» Stated problem:
Write out every line of the material as it stands, apart from the pictures.

────

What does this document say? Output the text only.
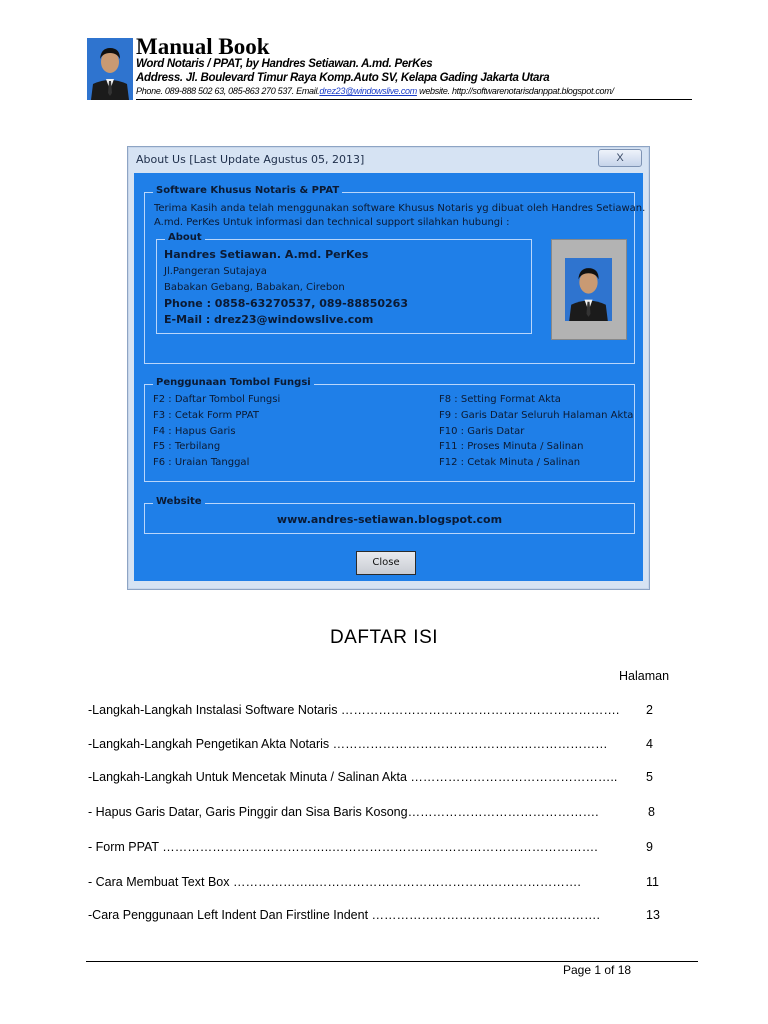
Manual Book
Word Notaris / PPAT, by Handres Setiawan. A.md. PerKes
Address. Jl. Boulevard Timur Raya Komp.Auto SV, Kelapa Gading Jakarta Utara
Phone. 089-888 502 63, 085-863 270 537. Email.drez23@windowslive.com website. http://softwarenotarisdanppat.blogspot.com/
About Us [Last Update Agustus 05, 2013]	X
Software Khusus Notaris & PPAT
Terima Kasih anda telah menggunakan software Khusus Notaris yg dibuat oleh Handres Setiawan.
A.md. PerKes Untuk informasi dan technical support silahkan hubungi :
About
Handres Setiawan. A.md. PerKes
Jl.Pangeran Sutajaya
Babakan Gebang, Babakan, Cirebon
Phone : 0858-63270537, 089-88850263
E-Mail : drez23@windowslive.com
Penggunaan Tombol Fungsi
F2 : Daftar Tombol Fungsi
F3 : Cetak Form PPAT
F4 : Hapus Garis
F5 : Terbilang
F6 : Uraian Tanggal
F8 : Setting Format Akta
F9 : Garis Datar Seluruh Halaman Akta
F10 : Garis Datar
F11 : Proses Minuta / Salinan
F12 : Cetak Minuta / Salinan
Website
www.andres-setiawan.blogspot.com
Close
DAFTAR ISI
Halaman
-Langkah-Langkah Instalasi Software Notaris …………………………………………………………. 2
-Langkah-Langkah Pengetikan Akta Notaris …………………………………………………………	4
-Langkah-Langkah Untuk Mencetak Minuta / Salinan Akta ………………………………………….. 5
- Hapus Garis Datar, Garis Pinggir dan Sisa Baris Kosong……………………………………….	8
- Form PPAT …………………………………..……………………………………………………….	9
- Cara Membuat Text Box ………………..……………………………………………………….	11
-Cara Penggunaan Left Indent Dan Firstline Indent ……………………………………………….	13
Page 1 of 18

────

» The answer:
What does this document say? Output the text only.
Manual Book
Word Notaris / PPAT, by Handres Setiawan. A.md. PerKes
Address. Jl. Boulevard Timur Raya Komp.Auto SV, Kelapa Gading Jakarta Utara
Phone. 089-888 502 63, 085-863 270 537. Email.drez23@windowslive.com website. http://softwarenotarisdanppat.blogspot.com/
About Us [Last Update Agustus 05, 2013]	X
Software Khusus Notaris & PPAT
Terima Kasih anda telah menggunakan software Khusus Notaris yg dibuat oleh Handres Setiawan.
A.md. PerKes Untuk informasi dan technical support silahkan hubungi :
About
Handres Setiawan. A.md. PerKes
Jl.Pangeran Sutajaya
Babakan Gebang, Babakan, Cirebon
Phone : 0858-63270537, 089-88850263
E-Mail : drez23@windowslive.com
Penggunaan Tombol Fungsi
F2 : Daftar Tombol Fungsi
F3 : Cetak Form PPAT
F4 : Hapus Garis
F5 : Terbilang
F6 : Uraian Tanggal
F8 : Setting Format Akta
F9 : Garis Datar Seluruh Halaman Akta
F10 : Garis Datar
F11 : Proses Minuta / Salinan
F12 : Cetak Minuta / Salinan
Website
www.andres-setiawan.blogspot.com
Close
DAFTAR ISI
Halaman
-Langkah-Langkah Instalasi Software Notaris …………………………………………………………. 2
-Langkah-Langkah Pengetikan Akta Notaris …………………………………………………………	4
-Langkah-Langkah Untuk Mencetak Minuta / Salinan Akta ………………………………………….. 5
- Hapus Garis Datar, Garis Pinggir dan Sisa Baris Kosong……………………………………….	8
- Form PPAT …………………………………..……………………………………………………….	9
- Cara Membuat Text Box ………………..……………………………………………………….	11
-Cara Penggunaan Left Indent Dan Firstline Indent ……………………………………………….	13
Page 1 of 18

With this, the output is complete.